─── GIVEN ENTRIES ───

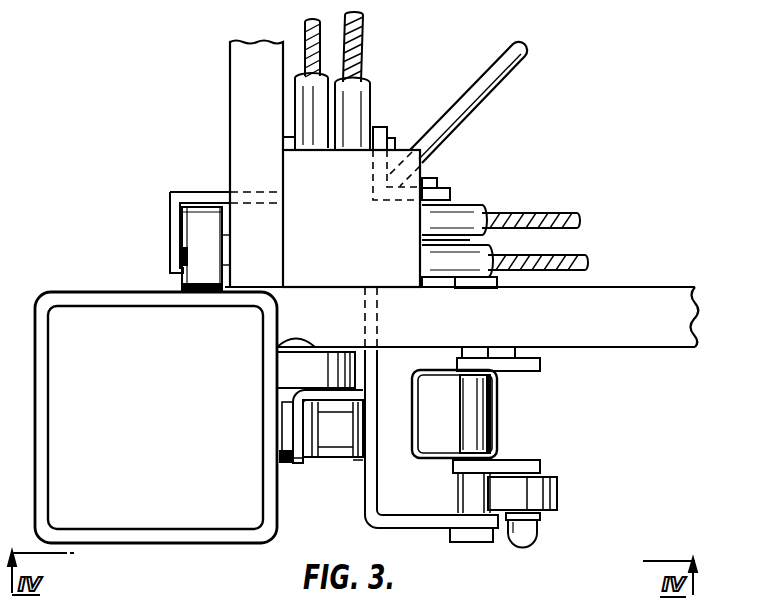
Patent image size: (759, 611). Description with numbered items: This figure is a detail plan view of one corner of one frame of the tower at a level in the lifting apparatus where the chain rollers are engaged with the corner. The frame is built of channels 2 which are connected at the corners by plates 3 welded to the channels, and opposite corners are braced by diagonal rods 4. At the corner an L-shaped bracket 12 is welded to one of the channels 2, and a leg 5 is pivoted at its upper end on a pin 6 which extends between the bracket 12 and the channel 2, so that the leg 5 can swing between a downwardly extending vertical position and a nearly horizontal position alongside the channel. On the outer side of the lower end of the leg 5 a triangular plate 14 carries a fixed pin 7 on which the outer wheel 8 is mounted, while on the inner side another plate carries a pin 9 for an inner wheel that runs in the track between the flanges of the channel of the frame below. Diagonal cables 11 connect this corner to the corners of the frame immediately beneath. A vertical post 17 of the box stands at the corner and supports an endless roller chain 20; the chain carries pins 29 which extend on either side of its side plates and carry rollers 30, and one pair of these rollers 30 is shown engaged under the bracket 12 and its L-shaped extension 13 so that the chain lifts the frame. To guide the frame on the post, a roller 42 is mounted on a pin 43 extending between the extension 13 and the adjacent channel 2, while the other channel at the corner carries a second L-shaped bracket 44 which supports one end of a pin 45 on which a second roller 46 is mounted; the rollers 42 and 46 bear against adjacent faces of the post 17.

The channel 2 is at (245, 127).
The plate 3 is at (297, 170).
The diagonal rod 4 is at (463, 107).
The leg 5 is at (498, 410).
The pin 6 is at (480, 437).
The pin 7 is at (532, 528).
The outer wheel 8 is at (550, 493).
The pin 9 is at (528, 353).
The diagonal cable 11 is at (307, 38).
The L-shaped bracket 12 is at (367, 512).
The L-shaped extension 13 is at (297, 450).
The triangular plate 14 is at (528, 371).
The vertical post 17 is at (86, 298).
The endless roller chain 20 is at (323, 440).
The pin 29 is at (282, 430).
The roller 30 is at (282, 462).
The roller 42 is at (287, 373).
The pin 43 is at (317, 345).
The L-shaped bracket 44 is at (172, 213).
The pin 45 is at (180, 252).
The second roller 46 is at (195, 281).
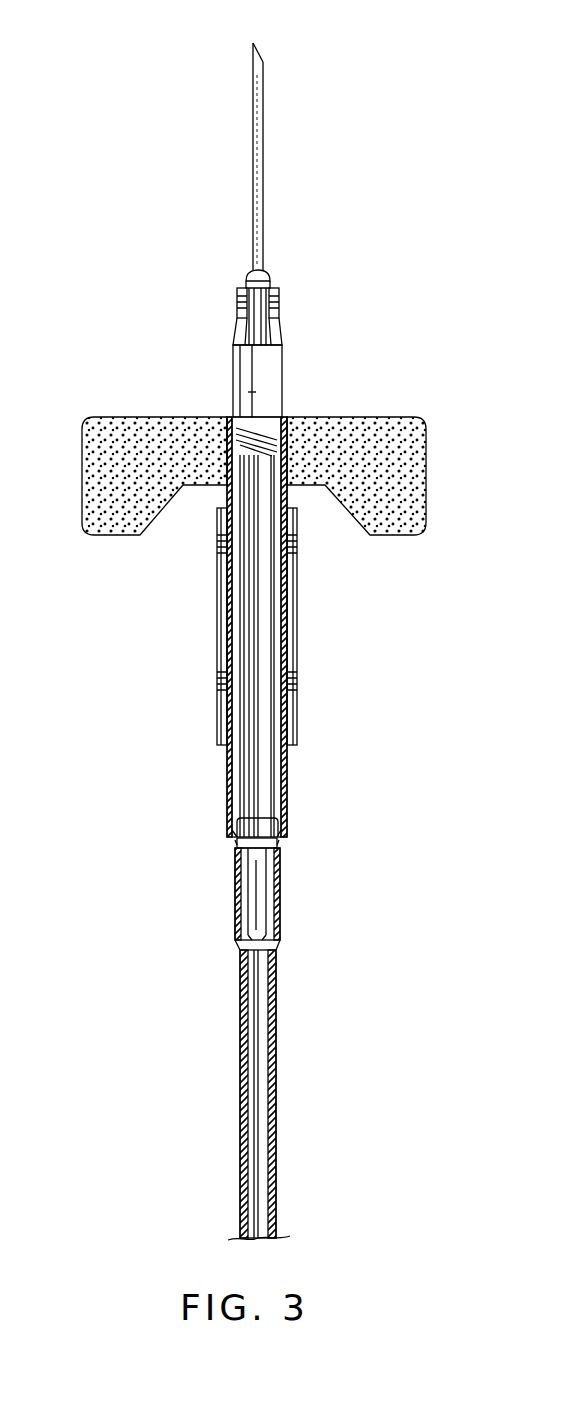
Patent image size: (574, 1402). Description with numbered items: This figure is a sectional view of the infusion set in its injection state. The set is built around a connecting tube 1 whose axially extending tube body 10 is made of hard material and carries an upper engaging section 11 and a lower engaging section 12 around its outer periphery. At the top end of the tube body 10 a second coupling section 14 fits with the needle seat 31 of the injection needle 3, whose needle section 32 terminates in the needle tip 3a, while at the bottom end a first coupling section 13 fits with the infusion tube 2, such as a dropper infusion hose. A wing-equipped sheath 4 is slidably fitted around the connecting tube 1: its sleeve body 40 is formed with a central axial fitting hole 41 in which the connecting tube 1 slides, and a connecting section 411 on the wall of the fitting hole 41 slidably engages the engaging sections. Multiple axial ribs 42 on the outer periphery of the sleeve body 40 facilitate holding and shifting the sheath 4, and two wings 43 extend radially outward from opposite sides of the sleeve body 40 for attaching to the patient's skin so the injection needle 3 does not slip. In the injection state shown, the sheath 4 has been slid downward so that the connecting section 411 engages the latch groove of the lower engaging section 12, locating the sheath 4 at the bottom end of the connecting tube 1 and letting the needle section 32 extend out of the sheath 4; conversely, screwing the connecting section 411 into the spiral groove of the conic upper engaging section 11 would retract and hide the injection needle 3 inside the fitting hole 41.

The connecting tube 1 is at (262, 720).
The infusion tube 2 is at (273, 1078).
The injection needle 3 is at (275, 274).
The needle tip 3a is at (253, 43).
The wing-equipped sheath 4 is at (214, 553).
The tube body 10 is at (260, 767).
The upper engaging section 11 is at (288, 428).
The lower engaging section 12 is at (266, 812).
The first coupling section 13 is at (262, 882).
The second coupling section 14 is at (243, 392).
The needle seat 31 is at (272, 365).
The needle section 32 is at (263, 148).
The sleeve body 40 is at (228, 802).
The fitting hole 41 is at (279, 640).
The axial ribs 42 is at (298, 565).
The wings 43 is at (120, 440).
The connecting section 411 is at (280, 848).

───

WHAT IS ASKED.
Print all of the rows above verbatim, leaving out the pictures.

ANSWER TO THE EXERCISE.
Patent image size: (759, 611). Description with numbered items: This figure is a detail plan view of one corner of one frame of the tower at a level in the lifting apparatus where the chain rollers are engaged with the corner. The frame is built of channels 2 which are connected at the corners by plates 3 welded to the channels, and opposite corners are braced by diagonal rods 4. At the corner an L-shaped bracket 12 is welded to one of the channels 2, and a leg 5 is pivoted at its upper end on a pin 6 which extends between the bracket 12 and the channel 2, so that the leg 5 can swing between a downwardly extending vertical position and a nearly horizontal position alongside the channel. On the outer side of the lower end of the leg 5 a triangular plate 14 carries a fixed pin 7 on which the outer wheel 8 is mounted, while on the inner side another plate carries a pin 9 for an inner wheel that runs in the track between the flanges of the channel of the frame below. Diagonal cables 11 connect this corner to the corners of the frame immediately beneath. A vertical post 17 of the box stands at the corner and supports an endless roller chain 20; the chain carries pins 29 which extend on either side of its side plates and carry rollers 30, and one pair of these rollers 30 is shown engaged under the bracket 12 and its L-shaped extension 13 so that the chain lifts the frame. To guide the frame on the post, a roller 42 is mounted on a pin 43 extending between the extension 13 and the adjacent channel 2, while the other channel at the corner carries a second L-shaped bracket 44 which supports one end of a pin 45 on which a second roller 46 is mounted; the rollers 42 and 46 bear against adjacent faces of the post 17.

The channel 2 is at (245, 127).
The plate 3 is at (297, 170).
The diagonal rod 4 is at (463, 107).
The leg 5 is at (498, 410).
The pin 6 is at (480, 437).
The pin 7 is at (532, 528).
The outer wheel 8 is at (550, 493).
The pin 9 is at (528, 353).
The diagonal cable 11 is at (307, 38).
The L-shaped bracket 12 is at (367, 512).
The L-shaped extension 13 is at (297, 450).
The triangular plate 14 is at (528, 371).
The vertical post 17 is at (86, 298).
The endless roller chain 20 is at (323, 440).
The pin 29 is at (282, 430).
The roller 30 is at (282, 462).
The roller 42 is at (287, 373).
The pin 43 is at (317, 345).
The L-shaped bracket 44 is at (172, 213).
The pin 45 is at (180, 252).
The second roller 46 is at (195, 281).
Patent image size: (574, 1402). Description with numbered items: This figure is a sectional view of the infusion set in its injection state. The set is built around a connecting tube 1 whose axially extending tube body 10 is made of hard material and carries an upper engaging section 11 and a lower engaging section 12 around its outer periphery. At the top end of the tube body 10 a second coupling section 14 fits with the needle seat 31 of the injection needle 3, whose needle section 32 terminates in the needle tip 3a, while at the bottom end a first coupling section 13 fits with the infusion tube 2, such as a dropper infusion hose. A wing-equipped sheath 4 is slidably fitted around the connecting tube 1: its sleeve body 40 is formed with a central axial fitting hole 41 in which the connecting tube 1 slides, and a connecting section 411 on the wall of the fitting hole 41 slidably engages the engaging sections. Multiple axial ribs 42 on the outer periphery of the sleeve body 40 facilitate holding and shifting the sheath 4, and two wings 43 extend radially outward from opposite sides of the sleeve body 40 for attaching to the patient's skin so the injection needle 3 does not slip. In the injection state shown, the sheath 4 has been slid downward so that the connecting section 411 engages the latch groove of the lower engaging section 12, locating the sheath 4 at the bottom end of the connecting tube 1 and letting the needle section 32 extend out of the sheath 4; conversely, screwing the connecting section 411 into the spiral groove of the conic upper engaging section 11 would retract and hide the injection needle 3 inside the fitting hole 41.

The connecting tube 1 is at (262, 720).
The infusion tube 2 is at (273, 1078).
The injection needle 3 is at (275, 274).
The needle tip 3a is at (253, 43).
The wing-equipped sheath 4 is at (214, 553).
The tube body 10 is at (260, 767).
The upper engaging section 11 is at (288, 428).
The lower engaging section 12 is at (266, 812).
The first coupling section 13 is at (262, 882).
The second coupling section 14 is at (243, 392).
The needle seat 31 is at (272, 365).
The needle section 32 is at (263, 148).
The sleeve body 40 is at (228, 802).
The fitting hole 41 is at (279, 640).
The axial ribs 42 is at (298, 565).
The wings 43 is at (120, 440).
The connecting section 411 is at (280, 848).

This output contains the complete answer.